Element boundary records:
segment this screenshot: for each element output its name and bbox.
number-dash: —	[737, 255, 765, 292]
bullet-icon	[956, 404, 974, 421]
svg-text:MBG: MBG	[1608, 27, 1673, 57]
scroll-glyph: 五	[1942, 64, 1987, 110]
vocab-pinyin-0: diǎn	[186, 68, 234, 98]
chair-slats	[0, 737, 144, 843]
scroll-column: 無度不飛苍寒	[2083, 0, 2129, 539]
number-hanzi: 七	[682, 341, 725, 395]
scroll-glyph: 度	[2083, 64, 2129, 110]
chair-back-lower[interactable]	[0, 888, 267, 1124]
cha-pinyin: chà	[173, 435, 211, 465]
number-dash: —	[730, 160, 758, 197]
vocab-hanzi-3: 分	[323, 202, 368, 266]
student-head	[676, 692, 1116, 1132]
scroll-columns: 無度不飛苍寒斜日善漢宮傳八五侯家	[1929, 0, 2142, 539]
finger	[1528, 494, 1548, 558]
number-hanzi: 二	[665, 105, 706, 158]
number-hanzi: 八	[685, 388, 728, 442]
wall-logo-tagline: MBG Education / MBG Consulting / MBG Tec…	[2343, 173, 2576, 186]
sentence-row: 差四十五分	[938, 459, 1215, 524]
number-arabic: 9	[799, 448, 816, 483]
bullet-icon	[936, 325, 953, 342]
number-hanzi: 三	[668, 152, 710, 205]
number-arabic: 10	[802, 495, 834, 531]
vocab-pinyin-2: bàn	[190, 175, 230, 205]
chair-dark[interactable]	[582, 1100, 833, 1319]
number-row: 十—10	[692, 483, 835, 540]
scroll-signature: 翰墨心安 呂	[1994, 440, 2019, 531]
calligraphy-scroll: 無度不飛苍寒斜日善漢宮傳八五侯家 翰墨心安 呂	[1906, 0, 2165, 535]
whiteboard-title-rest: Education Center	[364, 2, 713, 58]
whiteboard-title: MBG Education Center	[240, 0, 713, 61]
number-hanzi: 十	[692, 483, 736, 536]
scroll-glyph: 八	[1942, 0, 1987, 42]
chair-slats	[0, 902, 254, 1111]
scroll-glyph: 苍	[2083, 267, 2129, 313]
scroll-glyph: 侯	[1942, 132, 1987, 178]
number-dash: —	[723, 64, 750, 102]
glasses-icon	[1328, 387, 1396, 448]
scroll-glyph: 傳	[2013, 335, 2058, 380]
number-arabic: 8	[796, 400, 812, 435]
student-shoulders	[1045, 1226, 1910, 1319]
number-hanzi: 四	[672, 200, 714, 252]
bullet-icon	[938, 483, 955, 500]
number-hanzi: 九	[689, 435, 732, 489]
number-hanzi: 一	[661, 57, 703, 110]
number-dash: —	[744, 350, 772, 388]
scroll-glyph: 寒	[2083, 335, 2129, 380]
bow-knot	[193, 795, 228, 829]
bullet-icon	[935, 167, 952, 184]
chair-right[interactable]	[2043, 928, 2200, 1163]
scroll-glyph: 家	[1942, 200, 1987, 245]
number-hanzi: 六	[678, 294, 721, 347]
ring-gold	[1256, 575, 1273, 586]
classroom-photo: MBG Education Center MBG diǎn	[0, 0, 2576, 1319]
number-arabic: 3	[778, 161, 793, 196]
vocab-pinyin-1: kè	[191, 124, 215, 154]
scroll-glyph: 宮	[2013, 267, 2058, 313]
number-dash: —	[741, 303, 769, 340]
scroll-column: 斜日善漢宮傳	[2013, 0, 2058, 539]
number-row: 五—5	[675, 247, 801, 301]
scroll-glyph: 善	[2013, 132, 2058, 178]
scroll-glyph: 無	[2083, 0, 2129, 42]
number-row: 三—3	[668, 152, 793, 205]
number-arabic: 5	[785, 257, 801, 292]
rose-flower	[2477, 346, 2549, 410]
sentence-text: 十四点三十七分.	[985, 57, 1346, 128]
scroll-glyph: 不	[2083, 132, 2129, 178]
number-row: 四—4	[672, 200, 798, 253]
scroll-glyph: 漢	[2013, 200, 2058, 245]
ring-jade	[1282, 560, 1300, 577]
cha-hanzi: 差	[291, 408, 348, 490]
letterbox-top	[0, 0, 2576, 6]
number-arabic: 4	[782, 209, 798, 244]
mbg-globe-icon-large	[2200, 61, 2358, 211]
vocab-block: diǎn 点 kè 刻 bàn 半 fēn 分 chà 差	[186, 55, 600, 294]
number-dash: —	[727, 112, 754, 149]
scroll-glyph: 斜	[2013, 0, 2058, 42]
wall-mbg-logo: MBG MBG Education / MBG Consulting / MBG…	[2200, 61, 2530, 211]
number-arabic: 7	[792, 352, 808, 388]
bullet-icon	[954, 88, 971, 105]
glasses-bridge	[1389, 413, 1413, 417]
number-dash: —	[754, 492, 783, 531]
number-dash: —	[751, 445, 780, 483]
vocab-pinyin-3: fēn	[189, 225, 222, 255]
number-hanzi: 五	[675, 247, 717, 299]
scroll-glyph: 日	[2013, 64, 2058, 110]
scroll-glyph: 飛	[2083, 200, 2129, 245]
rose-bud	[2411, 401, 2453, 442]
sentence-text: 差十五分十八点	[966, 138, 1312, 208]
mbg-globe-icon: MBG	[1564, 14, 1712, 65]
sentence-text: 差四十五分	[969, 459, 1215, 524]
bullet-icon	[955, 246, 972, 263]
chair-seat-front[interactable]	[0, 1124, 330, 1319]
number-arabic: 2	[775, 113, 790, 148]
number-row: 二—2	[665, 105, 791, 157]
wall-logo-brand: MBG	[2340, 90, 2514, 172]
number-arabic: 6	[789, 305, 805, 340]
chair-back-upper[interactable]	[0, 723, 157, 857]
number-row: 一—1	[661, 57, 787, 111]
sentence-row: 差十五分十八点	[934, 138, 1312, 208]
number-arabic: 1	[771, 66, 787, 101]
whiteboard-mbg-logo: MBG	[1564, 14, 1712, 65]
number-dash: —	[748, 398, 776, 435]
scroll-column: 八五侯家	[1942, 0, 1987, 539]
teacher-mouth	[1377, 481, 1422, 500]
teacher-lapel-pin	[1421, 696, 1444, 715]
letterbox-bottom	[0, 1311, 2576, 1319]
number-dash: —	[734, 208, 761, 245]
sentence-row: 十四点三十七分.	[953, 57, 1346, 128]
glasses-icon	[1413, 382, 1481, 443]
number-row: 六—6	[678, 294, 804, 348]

-- REQUIREMENT --
Please rewrite the records from their start through the line containing "341, 725, 395]", substituting "bullet-marker" for "bullet-icon" and keeping everything else unchanged.

-- EXERCISE ANSWER --
segment this screenshot: for each element output its name and bbox.
number-dash: —	[737, 255, 765, 292]
bullet-marker	[956, 404, 974, 421]
svg-text:MBG: MBG	[1608, 27, 1673, 57]
scroll-glyph: 五	[1942, 64, 1987, 110]
vocab-pinyin-0: diǎn	[186, 68, 234, 98]
chair-slats	[0, 737, 144, 843]
scroll-column: 無度不飛苍寒	[2083, 0, 2129, 539]
number-hanzi: 七	[682, 341, 725, 395]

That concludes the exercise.